SHORT PROBLEM: The entries below need to be written out exactly, with no pictures included.

Records about charts and figures:

--- start ---

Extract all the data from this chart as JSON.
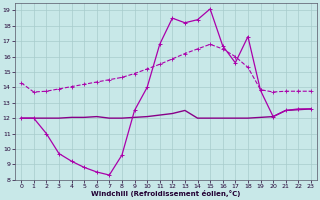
{
  "xlabel": "Windchill (Refroidissement éolien,°C)",
  "x_ticks": [
    0,
    1,
    2,
    3,
    4,
    5,
    6,
    7,
    8,
    9,
    10,
    11,
    12,
    13,
    14,
    15,
    16,
    17,
    18,
    19,
    20,
    21,
    22,
    23
  ],
  "ylim": [
    8,
    19.5
  ],
  "y_ticks": [
    8,
    9,
    10,
    11,
    12,
    13,
    14,
    15,
    16,
    17,
    18,
    19
  ],
  "bg_color": "#c8e8e8",
  "grid_color": "#a8cccc",
  "color_main": "#aa00aa",
  "color_flat": "#880088",
  "s1_y": [
    14.3,
    13.7,
    13.75,
    13.9,
    14.05,
    14.2,
    14.35,
    14.5,
    14.65,
    14.9,
    15.2,
    15.5,
    15.85,
    16.2,
    16.5,
    16.8,
    16.5,
    16.0,
    15.3,
    13.85,
    13.7,
    13.75,
    13.75,
    13.75
  ],
  "s2_y": [
    12.0,
    12.0,
    11.0,
    9.7,
    9.2,
    8.8,
    8.5,
    8.3,
    9.6,
    12.5,
    14.0,
    16.8,
    18.5,
    18.2,
    18.4,
    19.1,
    16.7,
    15.6,
    17.3,
    13.8,
    12.1,
    12.5,
    12.6,
    12.6
  ],
  "s3_y": [
    12.0,
    12.0,
    12.0,
    12.0,
    12.05,
    12.05,
    12.1,
    12.0,
    12.0,
    12.05,
    12.1,
    12.2,
    12.3,
    12.5,
    12.0,
    12.0,
    12.0,
    12.0,
    12.0,
    12.05,
    12.1,
    12.5,
    12.55,
    12.6
  ]
}
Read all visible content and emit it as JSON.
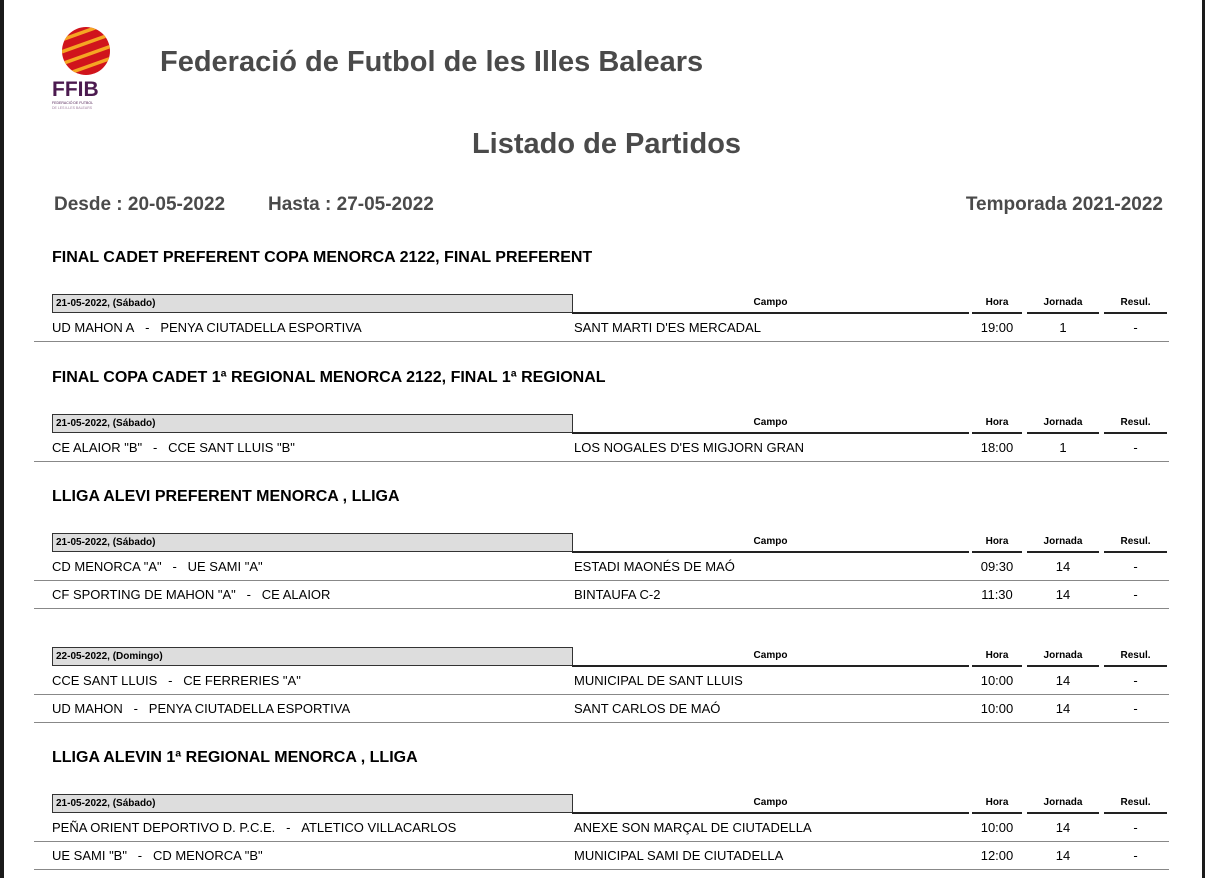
{
  "header": {
    "org": "Federació de Futbol de les Illes Balears",
    "logo_text": "FFIB",
    "logo_sub": "FEDERACIÓ DE FUTBOL DE LES ILLES BALEARS",
    "title": "Listado de Partidos",
    "desde": "Desde :  20-05-2022",
    "hasta": "Hasta :  27-05-2022",
    "temporada": "Temporada 2021-2022"
  },
  "columns": {
    "campo": "Campo",
    "hora": "Hora",
    "jornada": "Jornada",
    "resul": "Resul."
  },
  "sections": [
    {
      "title": "FINAL CADET PREFERENT COPA MENORCA 2122, FINAL PREFERENT",
      "groups": [
        {
          "date": "21-05-2022,  (Sábado)",
          "rows": [
            {
              "home": "UD MAHON A",
              "away": "PENYA CIUTADELLA ESPORTIVA",
              "campo": "SANT MARTI D'ES MERCADAL",
              "hora": "19:00",
              "jornada": "1",
              "resul": "-"
            }
          ]
        }
      ]
    },
    {
      "title": "FINAL COPA CADET 1ª REGIONAL MENORCA 2122, FINAL 1ª REGIONAL",
      "groups": [
        {
          "date": "21-05-2022,  (Sábado)",
          "rows": [
            {
              "home": "CE ALAIOR \"B\"",
              "away": "CCE SANT LLUIS \"B\"",
              "campo": "LOS NOGALES D'ES MIGJORN GRAN",
              "hora": "18:00",
              "jornada": "1",
              "resul": "-"
            }
          ]
        }
      ]
    },
    {
      "title": "LLIGA ALEVI PREFERENT MENORCA , LLIGA",
      "groups": [
        {
          "date": "21-05-2022,  (Sábado)",
          "rows": [
            {
              "home": "CD MENORCA \"A\"",
              "away": "UE SAMI \"A\"",
              "campo": "ESTADI MAONÉS DE MAÓ",
              "hora": "09:30",
              "jornada": "14",
              "resul": "-"
            },
            {
              "home": "CF SPORTING DE MAHON \"A\"",
              "away": "CE ALAIOR",
              "campo": "BINTAUFA C-2",
              "hora": "11:30",
              "jornada": "14",
              "resul": "-"
            }
          ]
        },
        {
          "date": "22-05-2022,  (Domingo)",
          "rows": [
            {
              "home": "CCE SANT LLUIS",
              "away": "CE FERRERIES \"A\"",
              "campo": "MUNICIPAL DE SANT LLUIS",
              "hora": "10:00",
              "jornada": "14",
              "resul": "-"
            },
            {
              "home": "UD MAHON",
              "away": "PENYA CIUTADELLA ESPORTIVA",
              "campo": "SANT CARLOS DE MAÓ",
              "hora": "10:00",
              "jornada": "14",
              "resul": "-"
            }
          ]
        }
      ]
    },
    {
      "title": "LLIGA ALEVIN 1ª REGIONAL MENORCA , LLIGA",
      "groups": [
        {
          "date": "21-05-2022,  (Sábado)",
          "rows": [
            {
              "home": "PEÑA ORIENT DEPORTIVO D. P.C.E.",
              "away": "ATLETICO VILLACARLOS",
              "campo": "ANEXE SON MARÇAL DE CIUTADELLA",
              "hora": "10:00",
              "jornada": "14",
              "resul": "-"
            },
            {
              "home": "UE SAMI \"B\"",
              "away": "CD MENORCA \"B\"",
              "campo": "MUNICIPAL SAMI DE CIUTADELLA",
              "hora": "12:00",
              "jornada": "14",
              "resul": "-"
            }
          ]
        }
      ]
    }
  ]
}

--- end ---

RIGHT ANSWER:
Extract all the data from this chart as JSON.
{
  "xlabel": "Windchill (Refroidissement éolien,°C)",
  "x_ticks": [
    0,
    1,
    2,
    3,
    4,
    5,
    6,
    7,
    8,
    9,
    10,
    11,
    12,
    13,
    14,
    15,
    16,
    17,
    18,
    19,
    20,
    21,
    22,
    23
  ],
  "ylim": [
    8,
    19.5
  ],
  "y_ticks": [
    8,
    9,
    10,
    11,
    12,
    13,
    14,
    15,
    16,
    17,
    18,
    19
  ],
  "bg_color": "#c8e8e8",
  "grid_color": "#a8cccc",
  "color_main": "#aa00aa",
  "color_flat": "#880088",
  "s1_y": [
    14.3,
    13.7,
    13.75,
    13.9,
    14.05,
    14.2,
    14.35,
    14.5,
    14.65,
    14.9,
    15.2,
    15.5,
    15.85,
    16.2,
    16.5,
    16.8,
    16.5,
    16.0,
    15.3,
    13.85,
    13.7,
    13.75,
    13.75,
    13.75
  ],
  "s2_y": [
    12.0,
    12.0,
    11.0,
    9.7,
    9.2,
    8.8,
    8.5,
    8.3,
    9.6,
    12.5,
    14.0,
    16.8,
    18.5,
    18.2,
    18.4,
    19.1,
    16.7,
    15.6,
    17.3,
    13.8,
    12.1,
    12.5,
    12.6,
    12.6
  ],
  "s3_y": [
    12.0,
    12.0,
    12.0,
    12.0,
    12.05,
    12.05,
    12.1,
    12.0,
    12.0,
    12.05,
    12.1,
    12.2,
    12.3,
    12.5,
    12.0,
    12.0,
    12.0,
    12.0,
    12.0,
    12.05,
    12.1,
    12.5,
    12.55,
    12.6
  ]
}
Read all visible content and emit it as JSON.
{
  "header": {
    "org": "Federació de Futbol de les Illes Balears",
    "logo_text": "FFIB",
    "logo_sub": "FEDERACIÓ DE FUTBOL DE LES ILLES BALEARS",
    "title": "Listado de Partidos",
    "desde": "Desde :  20-05-2022",
    "hasta": "Hasta :  27-05-2022",
    "temporada": "Temporada 2021-2022"
  },
  "columns": {
    "campo": "Campo",
    "hora": "Hora",
    "jornada": "Jornada",
    "resul": "Resul."
  },
  "sections": [
    {
      "title": "FINAL CADET PREFERENT COPA MENORCA 2122, FINAL PREFERENT",
      "groups": [
        {
          "date": "21-05-2022,  (Sábado)",
          "rows": [
            {
              "home": "UD MAHON A",
              "away": "PENYA CIUTADELLA ESPORTIVA",
              "campo": "SANT MARTI D'ES MERCADAL",
              "hora": "19:00",
              "jornada": "1",
              "resul": "-"
            }
          ]
        }
      ]
    },
    {
      "title": "FINAL COPA CADET 1ª REGIONAL MENORCA 2122, FINAL 1ª REGIONAL",
      "groups": [
        {
          "date": "21-05-2022,  (Sábado)",
          "rows": [
            {
              "home": "CE ALAIOR \"B\"",
              "away": "CCE SANT LLUIS \"B\"",
              "campo": "LOS NOGALES D'ES MIGJORN GRAN",
              "hora": "18:00",
              "jornada": "1",
              "resul": "-"
            }
          ]
        }
      ]
    },
    {
      "title": "LLIGA ALEVI PREFERENT MENORCA , LLIGA",
      "groups": [
        {
          "date": "21-05-2022,  (Sábado)",
          "rows": [
            {
              "home": "CD MENORCA \"A\"",
              "away": "UE SAMI \"A\"",
              "campo": "ESTADI MAONÉS DE MAÓ",
              "hora": "09:30",
              "jornada": "14",
              "resul": "-"
            },
            {
              "home": "CF SPORTING DE MAHON \"A\"",
              "away": "CE ALAIOR",
              "campo": "BINTAUFA C-2",
              "hora": "11:30",
              "jornada": "14",
              "resul": "-"
            }
          ]
        },
        {
          "date": "22-05-2022,  (Domingo)",
          "rows": [
            {
              "home": "CCE SANT LLUIS",
              "away": "CE FERRERIES \"A\"",
              "campo": "MUNICIPAL DE SANT LLUIS",
              "hora": "10:00",
              "jornada": "14",
              "resul": "-"
            },
            {
              "home": "UD MAHON",
              "away": "PENYA CIUTADELLA ESPORTIVA",
              "campo": "SANT CARLOS DE MAÓ",
              "hora": "10:00",
              "jornada": "14",
              "resul": "-"
            }
          ]
        }
      ]
    },
    {
      "title": "LLIGA ALEVIN 1ª REGIONAL MENORCA , LLIGA",
      "groups": [
        {
          "date": "21-05-2022,  (Sábado)",
          "rows": [
            {
              "home": "PEÑA ORIENT DEPORTIVO D. P.C.E.",
              "away": "ATLETICO VILLACARLOS",
              "campo": "ANEXE SON MARÇAL DE CIUTADELLA",
              "hora": "10:00",
              "jornada": "14",
              "resul": "-"
            },
            {
              "home": "UE SAMI \"B\"",
              "away": "CD MENORCA \"B\"",
              "campo": "MUNICIPAL SAMI DE CIUTADELLA",
              "hora": "12:00",
              "jornada": "14",
              "resul": "-"
            }
          ]
        }
      ]
    }
  ]
}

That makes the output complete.